Document segment
Claddagh Irish Pub
A meal at Claddagh is nearly always memorable, though perhaps not for the reasons you'd expect. Yes, the barkeep will draw your "pint of plain" in the time-honored manner of the old sod; the Guinness is tapped using the two-part pour method to assure a perfect head. And yes, the fish-and-chips here are the real deal, a heaping platter of cod fillets coated in a Bass Ale batter served with a dry cabbage slaw (no sugar, no mayo as in its American cousin, cole slaw).
But what distinguishes Claddagh -- comfortably nestled on the riverbank at Newport on the Levee -- from its Celtic brethren in town is the speed of service.
At the Dubliner, Nicholson's, Crooked Nail Pub, Jack Quinn's and Pub at Rookwood Mews, you'll find equally tempting pub fare, but don't look for a fast meal. "Erin go slow," is the motto of most leisurely taverns. Whenever we stroll in Claddagh, however, be it for a Bushmill's and a pound of steamed black mussels or a pint and a half order of Fish & Chips ($8.95 for the half; don't even attempt the full order by yourself), we're in, we're out in 45 minutes.
The pub defers to the American palate with its hearty Shepherd's Pie -- it's ground beef, not ground lamb, slopped amid the savory melee of potatoes, peas, onion and gravy -- but the serving remains delicious and massive, stretching to three meals easily (making its $10.95 price tag easier to swallow). And we'd return again and again for the Full Irish Breakfast ($8.95), two Scotch eggs with rasher bacon.
The pub is replete with nooks and crannies, isolated booths and book-lined dining areas. The boisterous central stone room is noisier, but cheerful nonetheless. And the outdoor patio has a wonderful view across to Cincinnati.
The central downside at Claddagh Irish Pub is also the upside: The plates are heaping and enormous, bigger than the petite tables. Plenty of food to go around, just precious little space left on your table for a fork, napkin or 20-ounce pint.
No room for a pint? A tragic state of affairs, indeed. -- FELIX WINTERNITZ
The National Exemplar
One of my favorite meals of 2002 was with my brother and his two teen-age sons, age 17 and 13, at Mariemont's National Exemplar. We sat in the corner where we could survey the room, which was packed and noisy. My older nephew told his brother, "I think it's safe to say you're the youngest person here." There's always a preponderance of gray hair in that place.

Data records
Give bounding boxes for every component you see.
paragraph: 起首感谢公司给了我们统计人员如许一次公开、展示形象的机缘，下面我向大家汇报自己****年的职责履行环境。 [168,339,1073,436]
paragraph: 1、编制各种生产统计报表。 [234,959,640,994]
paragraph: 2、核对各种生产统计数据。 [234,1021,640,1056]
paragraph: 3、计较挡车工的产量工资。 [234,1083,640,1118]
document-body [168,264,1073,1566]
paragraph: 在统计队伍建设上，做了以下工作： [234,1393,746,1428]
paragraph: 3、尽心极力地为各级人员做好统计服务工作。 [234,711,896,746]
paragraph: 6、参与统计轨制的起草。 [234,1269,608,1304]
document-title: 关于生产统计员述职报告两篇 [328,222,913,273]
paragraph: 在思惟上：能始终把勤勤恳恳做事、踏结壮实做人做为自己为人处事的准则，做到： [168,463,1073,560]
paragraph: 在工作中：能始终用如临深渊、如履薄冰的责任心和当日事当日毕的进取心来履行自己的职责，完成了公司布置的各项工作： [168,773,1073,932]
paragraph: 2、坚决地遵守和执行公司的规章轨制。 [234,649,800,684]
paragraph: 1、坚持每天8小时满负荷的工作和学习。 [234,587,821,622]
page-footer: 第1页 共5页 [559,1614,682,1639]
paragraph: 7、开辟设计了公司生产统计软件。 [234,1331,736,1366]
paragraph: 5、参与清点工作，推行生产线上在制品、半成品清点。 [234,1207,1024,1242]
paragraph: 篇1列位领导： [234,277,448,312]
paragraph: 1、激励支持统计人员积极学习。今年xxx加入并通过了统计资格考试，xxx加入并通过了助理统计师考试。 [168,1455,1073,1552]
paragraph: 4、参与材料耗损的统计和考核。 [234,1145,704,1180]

Work to complete
- A) In the restaurant reviews, what meat goes into Claddagh's Shepherd's Pie?
- B) Continue the restaurant reviews from the point where they stop.

Response list
- A) Ground beef, not ground lamb.

- B)
The best part of going to dinner with my family is listening to their comments about what's going on around them. At one point my brother whispered about the retreating waiter, "It looks like somebody just kissed that guy. Like he had lipstick on his mouth." (The waiter, kissed or unkissed, was great. Exemplar service is always exemplary.)
The younger of the boys joked about ordering the "petite fill-eet," but ended up getting the regular filet mignon. The older, who's economy-conscious, got pork loin and mentally calculated the price of each bite. "I reckon this bite here costs about 75 cents," he'd say ruminatively, skewering a luscious-looking morsel on his fork. We also discussed wine: My brother got a dry Chardonnay, and the boys wanted to know what "dry" wine meant. When we told them, they looked skeptical.
When it came time for dessert, the younger boy, who's adventurous about food, chose the heretofore alien mousse, which he ended up loving. My brother and his other son shared cheesecake, son insisting that Dad eat the slice's "point," the tenderest bite.
An adolescent contretemps erupted as we left. It's been my experience that you don't spend more than an hour with teen-age brothers without some kind of argument.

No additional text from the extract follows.